> FRAGMENTO DEL DOCUMENTO:
Los encargados de nominar la alineación gubernamental, el presidente de la República, Michel Aoun, y el primer ministro designado Saad Hariri, insisten en tener para sí esos dos puestos.
A partir del desempeño de tales carteras correrá la suerte de quienes a lo largo de las últimas décadas saquearon y malversaron de manera tal que hay una deuda externa de más de 95 mil millones de dólares.
De ahí derivan obstáculos para instalar un ejecutivo capaz de aplicar reformas destinadas a eliminar la corrupción, de la cual vivieron y viven quienes ocupan puestos de relieve en partidos políticos y en el gobierno.
Esa es la percepción popular y de los observadores, en tanto que con un equipo gubernamental transparente y decidido, pararían en la cárcel los culpables que ahora gozan de impunidad.
La víspera, el titular del parlamento Nabih Berri se reunió con Hariri para debatir sobre su propuesta de incrementar a 24 carteras la futura alineación gubernamental y un posterior reparto equitativo entre cristianos y musulmanes chiitas y sunitas.
‘Pero hay dos peros, quién nombrará a dos ministros cristianos y la falta de consenso de Aoun y Hariri sobre los portafolios de Interior y Justicia’, dijo una fuente sin identificar a The Daily Star.
Según trascendidos, la persistencia del primer ministro designado en nombrar al titular de Interior llevó a Aoun a replicar con la nominación del de Justicia.

> ENUNCIADO DEL EJERCICIO: Copia textualmente el fragmento sobre el reparto de las carteras ministeriales desde "Los encargados de" hasta "esos dos puestos.", ambas palabras incluidas. Las filas no tienen relación con el fragmento.

> DATOS DISPONIBLES:
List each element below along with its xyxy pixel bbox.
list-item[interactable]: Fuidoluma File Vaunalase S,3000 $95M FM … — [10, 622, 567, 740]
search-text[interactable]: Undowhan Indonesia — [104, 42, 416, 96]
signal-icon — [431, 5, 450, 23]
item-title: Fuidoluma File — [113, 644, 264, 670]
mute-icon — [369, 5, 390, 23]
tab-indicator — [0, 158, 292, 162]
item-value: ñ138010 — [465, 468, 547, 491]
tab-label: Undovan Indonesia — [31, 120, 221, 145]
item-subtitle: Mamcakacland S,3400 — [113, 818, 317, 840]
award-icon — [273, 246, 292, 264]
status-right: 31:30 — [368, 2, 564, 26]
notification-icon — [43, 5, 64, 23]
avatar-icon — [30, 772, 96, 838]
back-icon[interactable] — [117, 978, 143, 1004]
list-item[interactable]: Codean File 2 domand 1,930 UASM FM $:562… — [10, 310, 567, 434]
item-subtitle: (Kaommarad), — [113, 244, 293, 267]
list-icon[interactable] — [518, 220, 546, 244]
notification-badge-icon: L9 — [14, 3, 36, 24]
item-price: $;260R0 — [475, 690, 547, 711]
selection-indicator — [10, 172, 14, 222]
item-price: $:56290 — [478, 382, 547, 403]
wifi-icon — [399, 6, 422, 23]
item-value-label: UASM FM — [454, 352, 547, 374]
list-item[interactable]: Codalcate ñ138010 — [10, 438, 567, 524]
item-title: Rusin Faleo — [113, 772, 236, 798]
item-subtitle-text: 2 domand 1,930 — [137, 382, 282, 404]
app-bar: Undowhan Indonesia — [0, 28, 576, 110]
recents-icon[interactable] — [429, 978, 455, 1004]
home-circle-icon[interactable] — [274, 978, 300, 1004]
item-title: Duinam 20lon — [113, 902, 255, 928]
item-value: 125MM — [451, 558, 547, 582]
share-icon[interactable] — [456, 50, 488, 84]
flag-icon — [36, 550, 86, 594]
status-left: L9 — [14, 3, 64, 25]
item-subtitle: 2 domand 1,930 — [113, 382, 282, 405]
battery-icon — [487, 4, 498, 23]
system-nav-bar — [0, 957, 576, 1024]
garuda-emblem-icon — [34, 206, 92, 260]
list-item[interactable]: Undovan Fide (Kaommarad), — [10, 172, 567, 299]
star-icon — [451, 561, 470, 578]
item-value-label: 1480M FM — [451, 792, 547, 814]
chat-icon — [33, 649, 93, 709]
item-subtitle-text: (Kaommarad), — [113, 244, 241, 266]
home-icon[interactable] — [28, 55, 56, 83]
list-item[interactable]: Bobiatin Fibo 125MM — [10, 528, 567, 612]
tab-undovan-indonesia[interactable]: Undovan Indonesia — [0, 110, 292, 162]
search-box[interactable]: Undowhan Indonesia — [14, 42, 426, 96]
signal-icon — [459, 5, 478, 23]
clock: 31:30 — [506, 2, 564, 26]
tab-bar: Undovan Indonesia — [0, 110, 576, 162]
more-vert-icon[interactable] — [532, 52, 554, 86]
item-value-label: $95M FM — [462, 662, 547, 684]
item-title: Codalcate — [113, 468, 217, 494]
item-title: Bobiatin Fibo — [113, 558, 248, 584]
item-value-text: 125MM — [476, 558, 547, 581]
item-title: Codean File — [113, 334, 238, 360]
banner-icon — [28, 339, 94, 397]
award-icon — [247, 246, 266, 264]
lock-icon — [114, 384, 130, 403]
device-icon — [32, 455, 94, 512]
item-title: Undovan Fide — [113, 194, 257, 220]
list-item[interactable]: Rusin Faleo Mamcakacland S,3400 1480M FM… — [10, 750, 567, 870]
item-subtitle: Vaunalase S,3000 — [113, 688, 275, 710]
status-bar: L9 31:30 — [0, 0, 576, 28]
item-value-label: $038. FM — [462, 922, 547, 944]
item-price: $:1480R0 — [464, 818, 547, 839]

> ESPACIO DE RESPUESTA:
Los encargados de nominar la alineación gubernamental, el presidente de la República, Michel Aoun, y el primer ministro designado Saad Hariri, insisten en tener para sí esos dos puestos.